Records provided:

· · · ·

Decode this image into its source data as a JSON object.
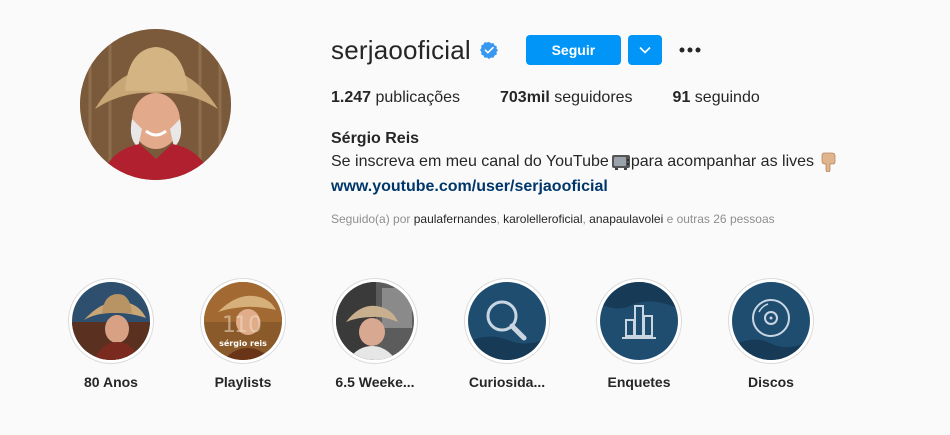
{
  "profile": {
    "username": "serjaooficial",
    "verified": true,
    "follow_label": "Seguir",
    "full_name": "Sérgio Reis",
    "bio_part1": "Se inscreva em meu canal do YouTube ",
    "bio_part2": "para acompanhar as lives",
    "bio_icons": [
      "television-emoji",
      "pointing-down-emoji"
    ],
    "link": "www.youtube.com/user/serjaooficial"
  },
  "stats": {
    "posts_count": "1.247",
    "posts_label": "publicações",
    "followers_count": "703mil",
    "followers_label": "seguidores",
    "following_count": "91",
    "following_label": "seguindo"
  },
  "followed_by": {
    "prefix": "Seguido(a) por ",
    "users": [
      "paulafernandes",
      "karolelleroficial",
      "anapaulavolei"
    ],
    "separator": ", ",
    "suffix": " e outras 26 pessoas"
  },
  "highlights": [
    {
      "label": "80 Anos",
      "icon": "photo-thumbnail"
    },
    {
      "label": "Playlists",
      "icon": "photo-thumbnail",
      "overlay_text": "sérgio reis"
    },
    {
      "label": "6.5 Weeke...",
      "icon": "photo-thumbnail"
    },
    {
      "label": "Curiosida...",
      "icon": "magnifier-icon"
    },
    {
      "label": "Enquetes",
      "icon": "bar-chart-icon"
    },
    {
      "label": "Discos",
      "icon": "disc-icon"
    }
  ],
  "colors": {
    "accent": "#0095f6",
    "link": "#00376b",
    "highlight_bg": "#1f4d70",
    "verified": "#3897f0"
  }
}
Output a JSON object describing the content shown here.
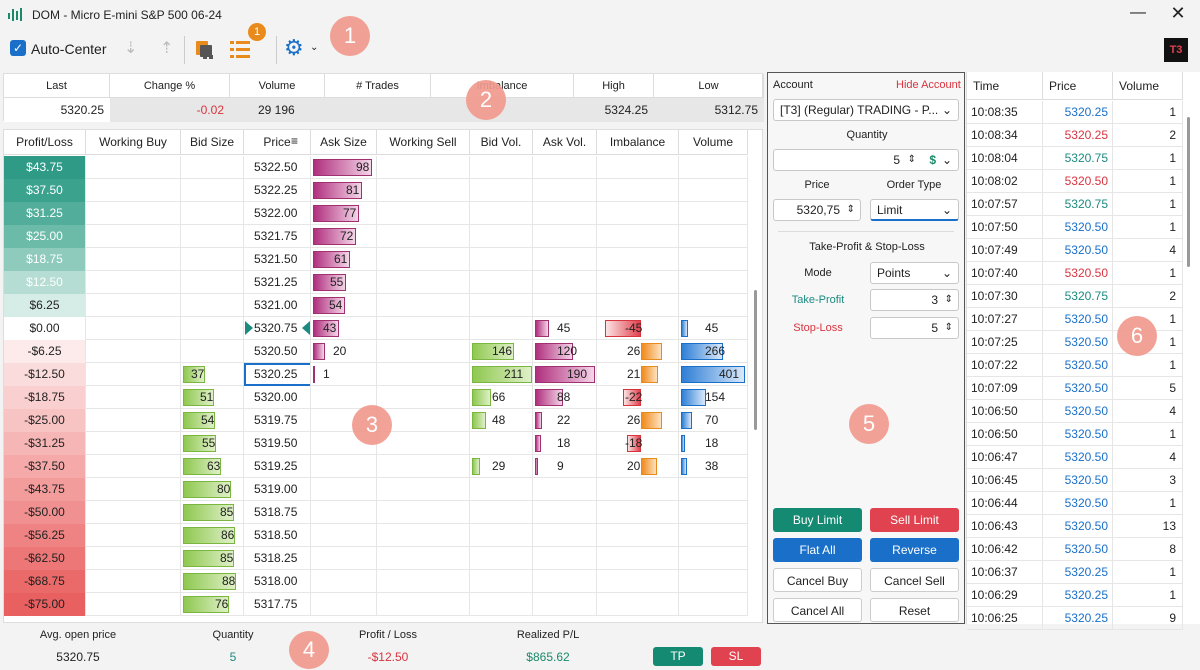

· · · ·

Exercise:
From the records above, pull out each line that has "link".

Result:
    "link": "www.youtube.com/user/serjaooficial"
    "link": "#00376b",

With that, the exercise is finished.